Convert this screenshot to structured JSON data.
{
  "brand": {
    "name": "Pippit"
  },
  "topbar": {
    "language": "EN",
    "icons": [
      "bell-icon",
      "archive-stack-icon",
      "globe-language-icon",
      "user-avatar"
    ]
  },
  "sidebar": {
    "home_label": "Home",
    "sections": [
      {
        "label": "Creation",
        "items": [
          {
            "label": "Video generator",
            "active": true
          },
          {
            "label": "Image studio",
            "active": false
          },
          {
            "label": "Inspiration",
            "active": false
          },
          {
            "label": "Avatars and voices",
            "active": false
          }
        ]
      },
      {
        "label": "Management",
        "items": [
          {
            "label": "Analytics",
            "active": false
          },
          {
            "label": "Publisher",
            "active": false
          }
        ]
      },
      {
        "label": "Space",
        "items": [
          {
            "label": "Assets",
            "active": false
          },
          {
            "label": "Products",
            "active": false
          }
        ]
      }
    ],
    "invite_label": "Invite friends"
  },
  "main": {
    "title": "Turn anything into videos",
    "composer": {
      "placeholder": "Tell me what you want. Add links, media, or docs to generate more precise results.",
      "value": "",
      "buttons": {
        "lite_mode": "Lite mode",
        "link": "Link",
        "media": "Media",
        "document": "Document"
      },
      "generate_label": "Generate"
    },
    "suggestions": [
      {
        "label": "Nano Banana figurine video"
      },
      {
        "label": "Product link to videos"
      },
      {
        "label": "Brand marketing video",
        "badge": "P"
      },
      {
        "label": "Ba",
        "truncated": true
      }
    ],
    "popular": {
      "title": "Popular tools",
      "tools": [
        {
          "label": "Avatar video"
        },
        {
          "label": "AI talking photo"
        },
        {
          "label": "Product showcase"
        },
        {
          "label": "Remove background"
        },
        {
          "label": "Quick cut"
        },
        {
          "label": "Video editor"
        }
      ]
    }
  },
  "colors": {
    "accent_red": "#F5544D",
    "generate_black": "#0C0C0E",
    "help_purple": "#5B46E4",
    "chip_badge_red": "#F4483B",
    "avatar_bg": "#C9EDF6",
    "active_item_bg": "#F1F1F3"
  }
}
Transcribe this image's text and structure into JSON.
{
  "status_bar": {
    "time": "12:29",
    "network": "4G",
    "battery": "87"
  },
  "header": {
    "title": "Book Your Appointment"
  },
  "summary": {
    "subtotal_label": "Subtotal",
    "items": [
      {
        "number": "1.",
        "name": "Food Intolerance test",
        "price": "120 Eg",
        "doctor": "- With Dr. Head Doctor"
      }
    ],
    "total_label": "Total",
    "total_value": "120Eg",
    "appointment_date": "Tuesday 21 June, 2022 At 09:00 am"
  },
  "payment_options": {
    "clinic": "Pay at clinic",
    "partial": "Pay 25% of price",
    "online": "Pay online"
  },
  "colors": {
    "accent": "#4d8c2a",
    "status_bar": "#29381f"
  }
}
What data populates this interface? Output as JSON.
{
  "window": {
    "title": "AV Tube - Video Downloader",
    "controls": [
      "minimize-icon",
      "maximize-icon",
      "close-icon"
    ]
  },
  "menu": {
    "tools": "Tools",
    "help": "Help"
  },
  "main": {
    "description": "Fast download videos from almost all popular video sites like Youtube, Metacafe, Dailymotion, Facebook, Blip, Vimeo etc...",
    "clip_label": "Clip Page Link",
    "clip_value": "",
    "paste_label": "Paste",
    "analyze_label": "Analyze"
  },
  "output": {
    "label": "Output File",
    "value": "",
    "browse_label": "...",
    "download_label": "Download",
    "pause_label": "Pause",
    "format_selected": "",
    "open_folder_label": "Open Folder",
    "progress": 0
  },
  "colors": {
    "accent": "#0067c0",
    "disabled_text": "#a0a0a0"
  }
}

*Task goal:* Copy down the material exactly as written.

*Worked answer:*
Convert this screenshot to structured JSON data.
{
  "brand": {
    "name": "Pippit"
  },
  "topbar": {
    "language": "EN",
    "icons": [
      "bell-icon",
      "archive-stack-icon",
      "globe-language-icon",
      "user-avatar"
    ]
  },
  "sidebar": {
    "home_label": "Home",
    "sections": [
      {
        "label": "Creation",
        "items": [
          {
            "label": "Video generator",
            "active": true
          },
          {
            "label": "Image studio",
            "active": false
          },
          {
            "label": "Inspiration",
            "active": false
          },
          {
            "label": "Avatars and voices",
            "active": false
          }
        ]
      },
      {
        "label": "Management",
        "items": [
          {
            "label": "Analytics",
            "active": false
          },
          {
            "label": "Publisher",
            "active": false
          }
        ]
      },
      {
        "label": "Space",
        "items": [
          {
            "label": "Assets",
            "active": false
          },
          {
            "label": "Products",
            "active": false
          }
        ]
      }
    ],
    "invite_label": "Invite friends"
  },
  "main": {
    "title": "Turn anything into videos",
    "composer": {
      "placeholder": "Tell me what you want. Add links, media, or docs to generate more precise results.",
      "value": "",
      "buttons": {
        "lite_mode": "Lite mode",
        "link": "Link",
        "media": "Media",
        "document": "Document"
      },
      "generate_label": "Generate"
    },
    "suggestions": [
      {
        "label": "Nano Banana figurine video"
      },
      {
        "label": "Product link to videos"
      },
      {
        "label": "Brand marketing video",
        "badge": "P"
      },
      {
        "label": "Ba",
        "truncated": true
      }
    ],
    "popular": {
      "title": "Popular tools",
      "tools": [
        {
          "label": "Avatar video"
        },
        {
          "label": "AI talking photo"
        },
        {
          "label": "Product showcase"
        },
        {
          "label": "Remove background"
        },
        {
          "label": "Quick cut"
        },
        {
          "label": "Video editor"
        }
      ]
    }
  },
  "colors": {
    "accent_red": "#F5544D",
    "generate_black": "#0C0C0E",
    "help_purple": "#5B46E4",
    "chip_badge_red": "#F4483B",
    "avatar_bg": "#C9EDF6",
    "active_item_bg": "#F1F1F3"
  }
}
Transcribe this image's text and structure into JSON.
{
  "status_bar": {
    "time": "12:29",
    "network": "4G",
    "battery": "87"
  },
  "header": {
    "title": "Book Your Appointment"
  },
  "summary": {
    "subtotal_label": "Subtotal",
    "items": [
      {
        "number": "1.",
        "name": "Food Intolerance test",
        "price": "120 Eg",
        "doctor": "- With Dr. Head Doctor"
      }
    ],
    "total_label": "Total",
    "total_value": "120Eg",
    "appointment_date": "Tuesday 21 June, 2022 At 09:00 am"
  },
  "payment_options": {
    "clinic": "Pay at clinic",
    "partial": "Pay 25% of price",
    "online": "Pay online"
  },
  "colors": {
    "accent": "#4d8c2a",
    "status_bar": "#29381f"
  }
}
What data populates this interface? Output as JSON.
{
  "window": {
    "title": "AV Tube - Video Downloader",
    "controls": [
      "minimize-icon",
      "maximize-icon",
      "close-icon"
    ]
  },
  "menu": {
    "tools": "Tools",
    "help": "Help"
  },
  "main": {
    "description": "Fast download videos from almost all popular video sites like Youtube, Metacafe, Dailymotion, Facebook, Blip, Vimeo etc...",
    "clip_label": "Clip Page Link",
    "clip_value": "",
    "paste_label": "Paste",
    "analyze_label": "Analyze"
  },
  "output": {
    "label": "Output File",
    "value": "",
    "browse_label": "...",
    "download_label": "Download",
    "pause_label": "Pause",
    "format_selected": "",
    "open_folder_label": "Open Folder",
    "progress": 0
  },
  "colors": {
    "accent": "#0067c0",
    "disabled_text": "#a0a0a0"
  }
}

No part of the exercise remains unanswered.